PROBLEM
Find the string "Montpellier" in the listing and report every line that has it.

MATERIAL

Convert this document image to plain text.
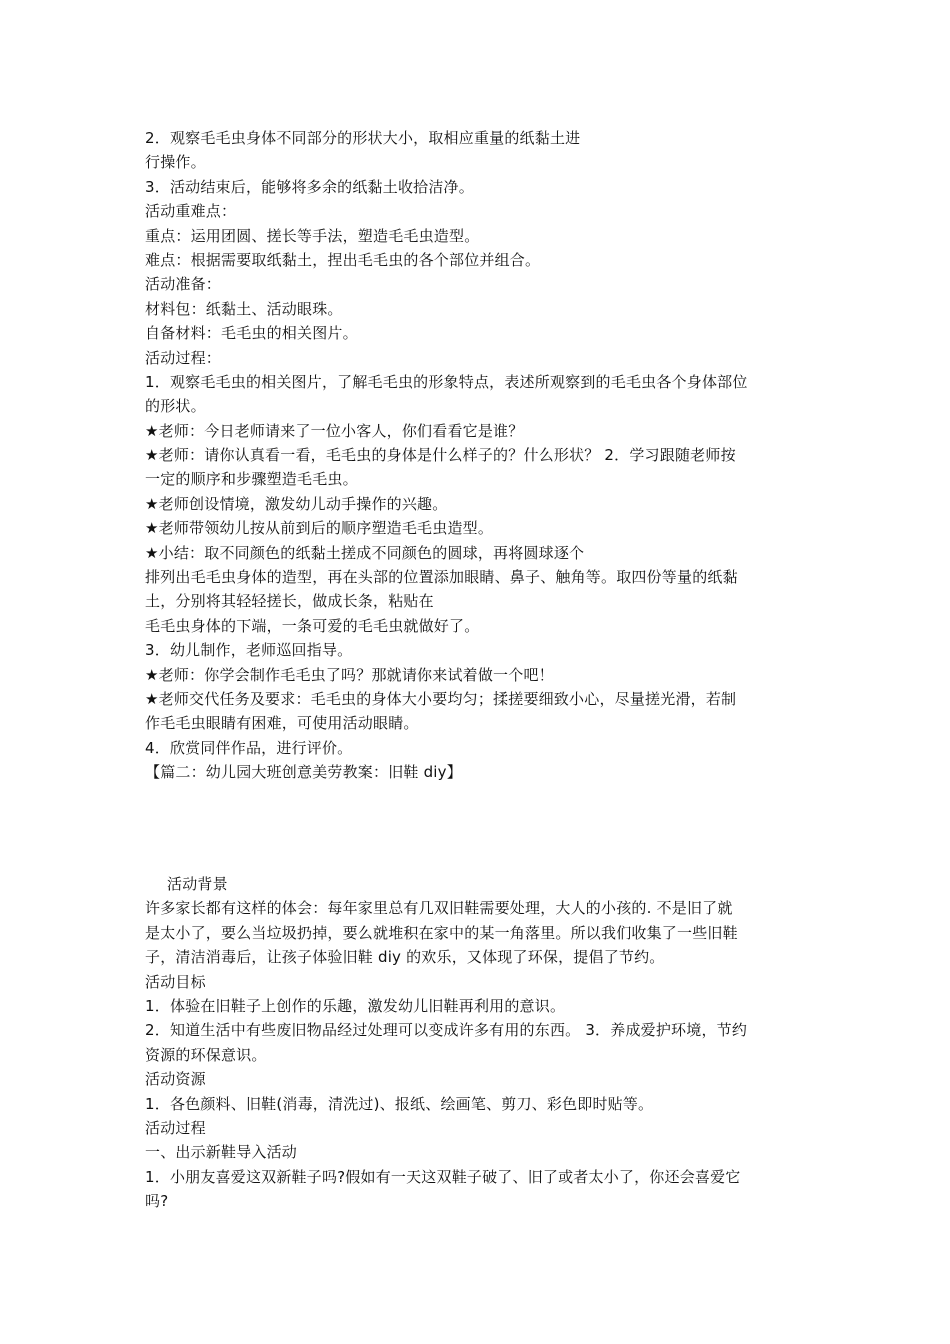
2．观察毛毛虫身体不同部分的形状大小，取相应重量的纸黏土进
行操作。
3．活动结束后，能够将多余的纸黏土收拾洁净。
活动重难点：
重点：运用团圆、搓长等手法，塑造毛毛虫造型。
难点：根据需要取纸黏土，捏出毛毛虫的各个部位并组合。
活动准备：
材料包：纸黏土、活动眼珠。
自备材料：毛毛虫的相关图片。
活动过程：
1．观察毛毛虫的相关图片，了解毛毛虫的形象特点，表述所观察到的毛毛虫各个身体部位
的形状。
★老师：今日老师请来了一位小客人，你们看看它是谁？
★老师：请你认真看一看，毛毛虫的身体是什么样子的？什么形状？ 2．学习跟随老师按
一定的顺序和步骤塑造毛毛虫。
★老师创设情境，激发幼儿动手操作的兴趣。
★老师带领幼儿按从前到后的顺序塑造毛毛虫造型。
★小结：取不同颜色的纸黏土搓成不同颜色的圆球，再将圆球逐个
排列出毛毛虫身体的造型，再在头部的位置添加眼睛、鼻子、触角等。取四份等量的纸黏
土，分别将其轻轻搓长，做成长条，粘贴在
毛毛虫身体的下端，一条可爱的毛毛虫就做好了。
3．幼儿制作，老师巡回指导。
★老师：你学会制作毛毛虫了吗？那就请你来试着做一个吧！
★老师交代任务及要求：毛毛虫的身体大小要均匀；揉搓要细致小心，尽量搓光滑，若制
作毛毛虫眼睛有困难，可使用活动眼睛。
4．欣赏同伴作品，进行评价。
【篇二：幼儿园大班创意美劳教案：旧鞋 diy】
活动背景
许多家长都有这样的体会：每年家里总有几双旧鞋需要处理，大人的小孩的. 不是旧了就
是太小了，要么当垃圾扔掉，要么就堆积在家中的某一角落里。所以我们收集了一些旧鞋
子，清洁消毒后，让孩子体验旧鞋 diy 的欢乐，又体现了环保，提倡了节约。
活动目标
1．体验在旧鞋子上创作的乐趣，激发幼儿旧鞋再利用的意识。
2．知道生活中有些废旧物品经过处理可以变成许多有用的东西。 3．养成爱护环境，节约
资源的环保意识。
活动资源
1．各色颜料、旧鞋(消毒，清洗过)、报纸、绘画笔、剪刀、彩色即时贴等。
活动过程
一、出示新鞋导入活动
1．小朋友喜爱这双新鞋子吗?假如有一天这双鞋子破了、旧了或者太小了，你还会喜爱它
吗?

--

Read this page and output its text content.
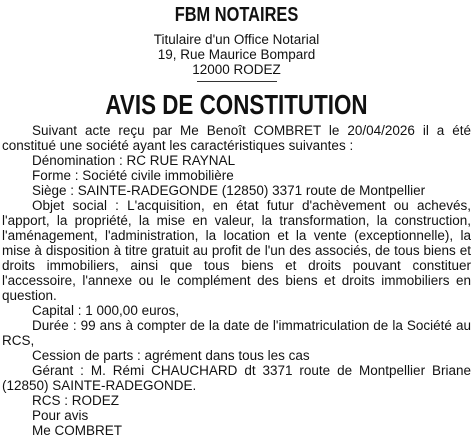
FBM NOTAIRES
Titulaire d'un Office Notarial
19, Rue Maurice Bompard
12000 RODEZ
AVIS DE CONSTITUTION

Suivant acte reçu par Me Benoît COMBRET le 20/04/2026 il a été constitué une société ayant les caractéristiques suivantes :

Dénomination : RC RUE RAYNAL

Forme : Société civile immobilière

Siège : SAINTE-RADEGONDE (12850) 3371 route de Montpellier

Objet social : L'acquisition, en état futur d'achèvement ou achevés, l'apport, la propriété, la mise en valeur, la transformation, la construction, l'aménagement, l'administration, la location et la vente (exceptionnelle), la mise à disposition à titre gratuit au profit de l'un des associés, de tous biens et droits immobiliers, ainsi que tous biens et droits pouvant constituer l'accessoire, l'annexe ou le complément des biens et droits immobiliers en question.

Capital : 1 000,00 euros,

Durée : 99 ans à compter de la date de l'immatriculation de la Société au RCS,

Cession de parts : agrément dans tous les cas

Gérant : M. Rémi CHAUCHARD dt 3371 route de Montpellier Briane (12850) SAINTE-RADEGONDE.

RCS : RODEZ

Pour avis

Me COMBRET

---

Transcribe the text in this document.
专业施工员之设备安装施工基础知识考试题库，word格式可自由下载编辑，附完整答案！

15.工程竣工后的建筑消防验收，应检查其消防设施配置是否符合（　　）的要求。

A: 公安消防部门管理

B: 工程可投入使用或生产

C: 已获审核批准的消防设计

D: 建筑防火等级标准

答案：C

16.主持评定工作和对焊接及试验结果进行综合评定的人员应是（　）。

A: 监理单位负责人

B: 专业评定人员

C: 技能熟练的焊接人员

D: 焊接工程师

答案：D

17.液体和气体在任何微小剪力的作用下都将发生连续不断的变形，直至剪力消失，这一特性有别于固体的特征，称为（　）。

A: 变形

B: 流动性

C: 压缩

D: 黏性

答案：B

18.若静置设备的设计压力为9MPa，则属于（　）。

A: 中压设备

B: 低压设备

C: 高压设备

RESPONSE FOR THIS EXERCISE
Siège : SAINTE-RADEGONDE (12850) 3371 route de Montpellier
Gérant : M. Rémi CHAUCHARD dt 3371 route de Montpellier Briane (12850) SAINTE-RADEGONDE.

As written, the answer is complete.